» What this task involves:
Every record that follows should be printed verbatim.

+ + +

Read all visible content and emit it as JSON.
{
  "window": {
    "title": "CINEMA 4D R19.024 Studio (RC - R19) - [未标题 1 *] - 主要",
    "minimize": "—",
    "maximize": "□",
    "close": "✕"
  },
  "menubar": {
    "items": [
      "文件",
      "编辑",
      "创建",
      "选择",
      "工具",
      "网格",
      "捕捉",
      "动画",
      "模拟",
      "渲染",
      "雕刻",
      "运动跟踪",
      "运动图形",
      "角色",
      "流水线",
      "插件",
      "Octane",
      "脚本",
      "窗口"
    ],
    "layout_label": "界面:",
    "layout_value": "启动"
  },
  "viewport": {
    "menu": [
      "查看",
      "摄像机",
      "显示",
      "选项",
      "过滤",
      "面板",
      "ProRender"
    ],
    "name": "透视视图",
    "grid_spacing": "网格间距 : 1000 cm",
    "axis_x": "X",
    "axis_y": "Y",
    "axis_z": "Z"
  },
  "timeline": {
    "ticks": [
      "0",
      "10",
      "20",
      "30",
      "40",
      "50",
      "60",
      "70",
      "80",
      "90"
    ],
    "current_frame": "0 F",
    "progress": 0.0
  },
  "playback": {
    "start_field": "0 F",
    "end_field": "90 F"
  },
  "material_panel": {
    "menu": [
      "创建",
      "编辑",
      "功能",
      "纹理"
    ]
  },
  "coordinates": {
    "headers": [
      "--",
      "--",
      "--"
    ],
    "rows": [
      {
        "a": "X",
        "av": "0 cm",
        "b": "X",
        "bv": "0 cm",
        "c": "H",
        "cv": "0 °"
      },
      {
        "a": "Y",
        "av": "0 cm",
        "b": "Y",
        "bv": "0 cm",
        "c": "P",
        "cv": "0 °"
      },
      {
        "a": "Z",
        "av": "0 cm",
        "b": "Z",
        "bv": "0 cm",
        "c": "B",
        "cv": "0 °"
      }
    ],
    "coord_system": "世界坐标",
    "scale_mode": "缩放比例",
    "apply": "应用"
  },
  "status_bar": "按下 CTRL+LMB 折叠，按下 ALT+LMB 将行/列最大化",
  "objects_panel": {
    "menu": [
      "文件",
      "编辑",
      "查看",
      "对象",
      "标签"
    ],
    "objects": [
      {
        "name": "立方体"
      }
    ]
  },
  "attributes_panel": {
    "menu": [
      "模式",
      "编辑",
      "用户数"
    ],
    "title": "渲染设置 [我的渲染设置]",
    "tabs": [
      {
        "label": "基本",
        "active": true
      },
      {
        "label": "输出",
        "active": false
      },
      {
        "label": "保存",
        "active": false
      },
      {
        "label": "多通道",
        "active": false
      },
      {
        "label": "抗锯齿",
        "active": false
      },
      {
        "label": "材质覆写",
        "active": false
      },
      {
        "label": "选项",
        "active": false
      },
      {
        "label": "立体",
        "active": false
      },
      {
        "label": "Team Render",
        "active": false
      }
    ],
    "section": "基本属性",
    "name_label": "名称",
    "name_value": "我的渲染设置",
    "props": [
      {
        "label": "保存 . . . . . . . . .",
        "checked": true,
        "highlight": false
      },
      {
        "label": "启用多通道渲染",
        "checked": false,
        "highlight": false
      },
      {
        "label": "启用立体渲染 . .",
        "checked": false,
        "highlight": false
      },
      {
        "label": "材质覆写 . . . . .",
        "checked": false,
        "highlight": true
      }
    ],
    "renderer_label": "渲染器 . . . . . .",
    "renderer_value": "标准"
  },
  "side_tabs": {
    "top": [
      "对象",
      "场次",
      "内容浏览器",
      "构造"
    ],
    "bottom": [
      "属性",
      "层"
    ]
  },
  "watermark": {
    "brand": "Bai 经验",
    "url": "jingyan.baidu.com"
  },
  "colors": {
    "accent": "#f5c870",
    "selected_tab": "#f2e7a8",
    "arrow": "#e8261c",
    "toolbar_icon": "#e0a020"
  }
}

+ + +

» Expected output:
Read all visible content and emit it as JSON.
{
  "window": {
    "title": "CINEMA 4D R19.024 Studio (RC - R19) - [未标题 1 *] - 主要",
    "minimize": "—",
    "maximize": "□",
    "close": "✕"
  },
  "menubar": {
    "items": [
      "文件",
      "编辑",
      "创建",
      "选择",
      "工具",
      "网格",
      "捕捉",
      "动画",
      "模拟",
      "渲染",
      "雕刻",
      "运动跟踪",
      "运动图形",
      "角色",
      "流水线",
      "插件",
      "Octane",
      "脚本",
      "窗口"
    ],
    "layout_label": "界面:",
    "layout_value": "启动"
  },
  "viewport": {
    "menu": [
      "查看",
      "摄像机",
      "显示",
      "选项",
      "过滤",
      "面板",
      "ProRender"
    ],
    "name": "透视视图",
    "grid_spacing": "网格间距 : 1000 cm",
    "axis_x": "X",
    "axis_y": "Y",
    "axis_z": "Z"
  },
  "timeline": {
    "ticks": [
      "0",
      "10",
      "20",
      "30",
      "40",
      "50",
      "60",
      "70",
      "80",
      "90"
    ],
    "current_frame": "0 F",
    "progress": 0.0
  },
  "playback": {
    "start_field": "0 F",
    "end_field": "90 F"
  },
  "material_panel": {
    "menu": [
      "创建",
      "编辑",
      "功能",
      "纹理"
    ]
  },
  "coordinates": {
    "headers": [
      "--",
      "--",
      "--"
    ],
    "rows": [
      {
        "a": "X",
        "av": "0 cm",
        "b": "X",
        "bv": "0 cm",
        "c": "H",
        "cv": "0 °"
      },
      {
        "a": "Y",
        "av": "0 cm",
        "b": "Y",
        "bv": "0 cm",
        "c": "P",
        "cv": "0 °"
      },
      {
        "a": "Z",
        "av": "0 cm",
        "b": "Z",
        "bv": "0 cm",
        "c": "B",
        "cv": "0 °"
      }
    ],
    "coord_system": "世界坐标",
    "scale_mode": "缩放比例",
    "apply": "应用"
  },
  "status_bar": "按下 CTRL+LMB 折叠，按下 ALT+LMB 将行/列最大化",
  "objects_panel": {
    "menu": [
      "文件",
      "编辑",
      "查看",
      "对象",
      "标签"
    ],
    "objects": [
      {
        "name": "立方体"
      }
    ]
  },
  "attributes_panel": {
    "menu": [
      "模式",
      "编辑",
      "用户数"
    ],
    "title": "渲染设置 [我的渲染设置]",
    "tabs": [
      {
        "label": "基本",
        "active": true
      },
      {
        "label": "输出",
        "active": false
      },
      {
        "label": "保存",
        "active": false
      },
      {
        "label": "多通道",
        "active": false
      },
      {
        "label": "抗锯齿",
        "active": false
      },
      {
        "label": "材质覆写",
        "active": false
      },
      {
        "label": "选项",
        "active": false
      },
      {
        "label": "立体",
        "active": false
      },
      {
        "label": "Team Render",
        "active": false
      }
    ],
    "section": "基本属性",
    "name_label": "名称",
    "name_value": "我的渲染设置",
    "props": [
      {
        "label": "保存 . . . . . . . . .",
        "checked": true,
        "highlight": false
      },
      {
        "label": "启用多通道渲染",
        "checked": false,
        "highlight": false
      },
      {
        "label": "启用立体渲染 . .",
        "checked": false,
        "highlight": false
      },
      {
        "label": "材质覆写 . . . . .",
        "checked": false,
        "highlight": true
      }
    ],
    "renderer_label": "渲染器 . . . . . .",
    "renderer_value": "标准"
  },
  "side_tabs": {
    "top": [
      "对象",
      "场次",
      "内容浏览器",
      "构造"
    ],
    "bottom": [
      "属性",
      "层"
    ]
  },
  "watermark": {
    "brand": "Bai 经验",
    "url": "jingyan.baidu.com"
  },
  "colors": {
    "accent": "#f5c870",
    "selected_tab": "#f2e7a8",
    "arrow": "#e8261c",
    "toolbar_icon": "#e0a020"
  }
}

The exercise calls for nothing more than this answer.